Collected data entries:
○ ○ ○ ○

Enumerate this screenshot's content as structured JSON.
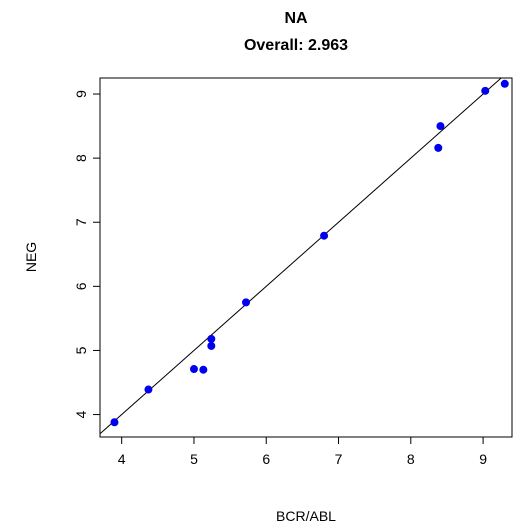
{
  "chart_data": {
    "type": "scatter",
    "title": "NA",
    "subtitle": "Overall: 2.963",
    "xlabel": "BCR/ABL",
    "ylabel": "NEG",
    "xlim": [
      3.7,
      9.4
    ],
    "ylim": [
      3.65,
      9.25
    ],
    "xticks": [
      4,
      5,
      6,
      7,
      8,
      9
    ],
    "yticks": [
      4,
      5,
      6,
      7,
      8,
      9
    ],
    "grid": false,
    "reference_line": {
      "intercept": 0,
      "slope": 1
    },
    "point_color": "#0000ee",
    "line_color": "#000000",
    "points": [
      {
        "x": 3.9,
        "y": 3.88
      },
      {
        "x": 4.37,
        "y": 4.39
      },
      {
        "x": 5.0,
        "y": 4.71
      },
      {
        "x": 5.13,
        "y": 4.7
      },
      {
        "x": 5.24,
        "y": 5.07
      },
      {
        "x": 5.24,
        "y": 5.18
      },
      {
        "x": 5.72,
        "y": 5.75
      },
      {
        "x": 6.8,
        "y": 6.79
      },
      {
        "x": 8.38,
        "y": 8.16
      },
      {
        "x": 8.41,
        "y": 8.5
      },
      {
        "x": 9.03,
        "y": 9.05
      },
      {
        "x": 9.3,
        "y": 9.16
      }
    ]
  }
}
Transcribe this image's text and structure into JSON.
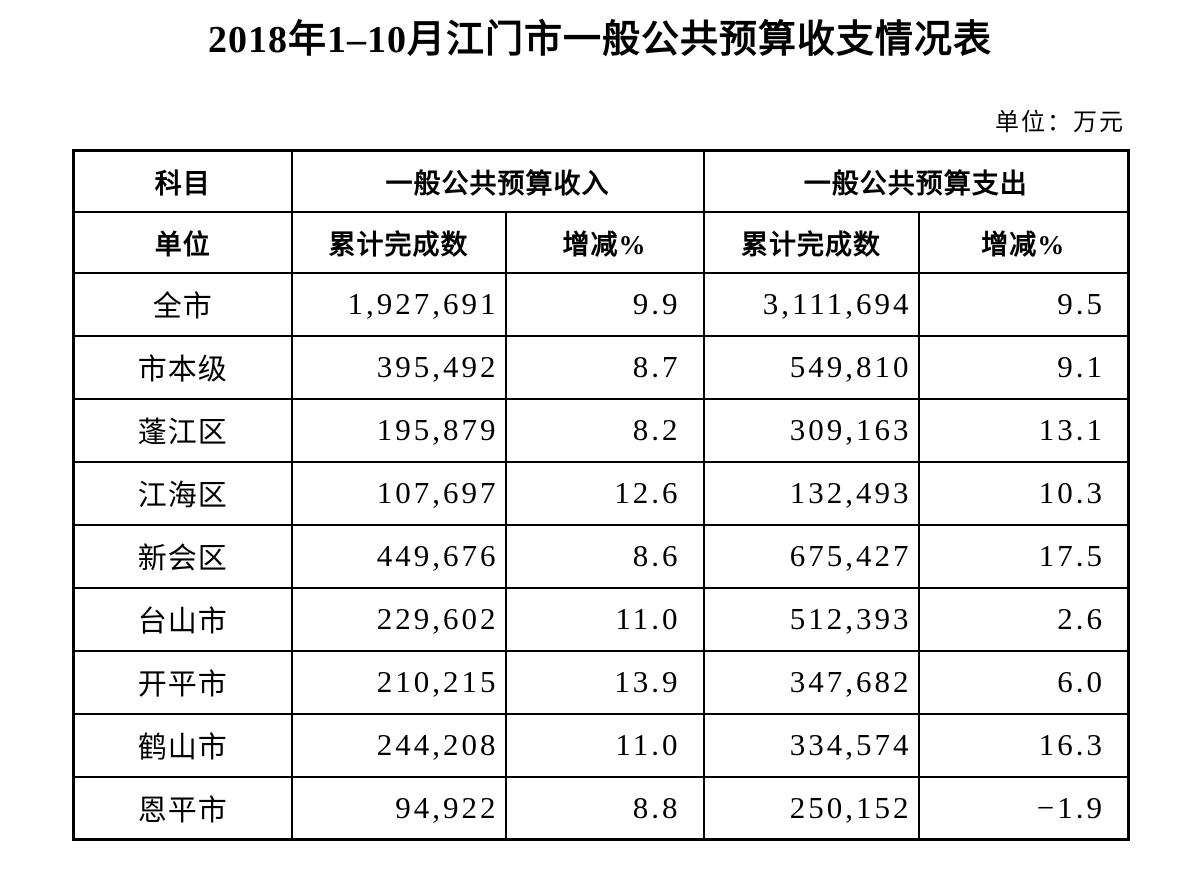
{
  "page": {
    "title": "2018年1–10月江门市一般公共预算收支情况表",
    "unit_note": "单位：万元"
  },
  "table": {
    "header": {
      "subject_label": "科目",
      "unit_label": "单位",
      "revenue_group": "一般公共预算收入",
      "expenditure_group": "一般公共预算支出",
      "revenue_cumulative_label": "累计完成数",
      "revenue_change_label": "增减%",
      "expenditure_cumulative_label": "累计完成数",
      "expenditure_change_label": "增减%"
    },
    "rows": [
      {
        "name": "全市",
        "revenue": "1,927,691",
        "revenue_change": "9.9",
        "expenditure": "3,111,694",
        "expenditure_change": "9.5"
      },
      {
        "name": "市本级",
        "revenue": "395,492",
        "revenue_change": "8.7",
        "expenditure": "549,810",
        "expenditure_change": "9.1"
      },
      {
        "name": "蓬江区",
        "revenue": "195,879",
        "revenue_change": "8.2",
        "expenditure": "309,163",
        "expenditure_change": "13.1"
      },
      {
        "name": "江海区",
        "revenue": "107,697",
        "revenue_change": "12.6",
        "expenditure": "132,493",
        "expenditure_change": "10.3"
      },
      {
        "name": "新会区",
        "revenue": "449,676",
        "revenue_change": "8.6",
        "expenditure": "675,427",
        "expenditure_change": "17.5"
      },
      {
        "name": "台山市",
        "revenue": "229,602",
        "revenue_change": "11.0",
        "expenditure": "512,393",
        "expenditure_change": "2.6"
      },
      {
        "name": "开平市",
        "revenue": "210,215",
        "revenue_change": "13.9",
        "expenditure": "347,682",
        "expenditure_change": "6.0"
      },
      {
        "name": "鹤山市",
        "revenue": "244,208",
        "revenue_change": "11.0",
        "expenditure": "334,574",
        "expenditure_change": "16.3"
      },
      {
        "name": "恩平市",
        "revenue": "94,922",
        "revenue_change": "8.8",
        "expenditure": "250,152",
        "expenditure_change": "−1.9"
      }
    ]
  }
}
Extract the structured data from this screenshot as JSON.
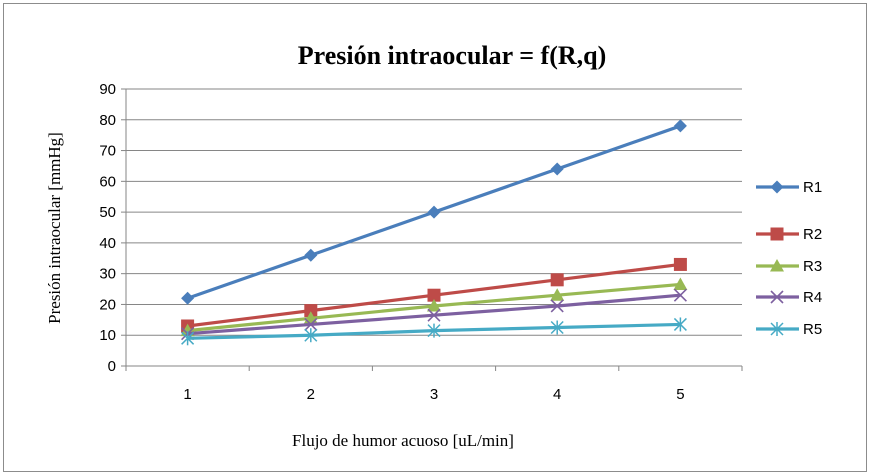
{
  "chart_data": {
    "type": "line",
    "title": "Presión intraocular = f(R,q)",
    "xlabel": "Flujo de humor acuoso [uL/min]",
    "ylabel": "Presión intraocular [mmHg]",
    "categories": [
      "1",
      "2",
      "3",
      "4",
      "5"
    ],
    "x": [
      1,
      2,
      3,
      4,
      5
    ],
    "ylim": [
      0,
      90
    ],
    "yticks": [
      0,
      10,
      20,
      30,
      40,
      50,
      60,
      70,
      80,
      90
    ],
    "grid": "horizontal",
    "legend_position": "right",
    "series": [
      {
        "name": "R1",
        "values": [
          22,
          36,
          50,
          64,
          78
        ],
        "color": "#4a7ebb",
        "marker": "diamond"
      },
      {
        "name": "R2",
        "values": [
          13,
          18,
          23,
          28,
          33
        ],
        "color": "#be4b48",
        "marker": "square"
      },
      {
        "name": "R3",
        "values": [
          11.5,
          15.5,
          19.5,
          23,
          26.5
        ],
        "color": "#98b954",
        "marker": "triangle"
      },
      {
        "name": "R4",
        "values": [
          10.5,
          13.5,
          16.5,
          19.5,
          23
        ],
        "color": "#7d60a0",
        "marker": "x"
      },
      {
        "name": "R5",
        "values": [
          9,
          10,
          11.5,
          12.5,
          13.5
        ],
        "color": "#46aac5",
        "marker": "asterisk"
      }
    ]
  }
}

○ ○ ○ ○

▸ **SET PROBLEM**
In the material above, tally every line with the string "intraocular" in it, then give that number alone.

▸ **RESPONSE TO THIS TASK**
2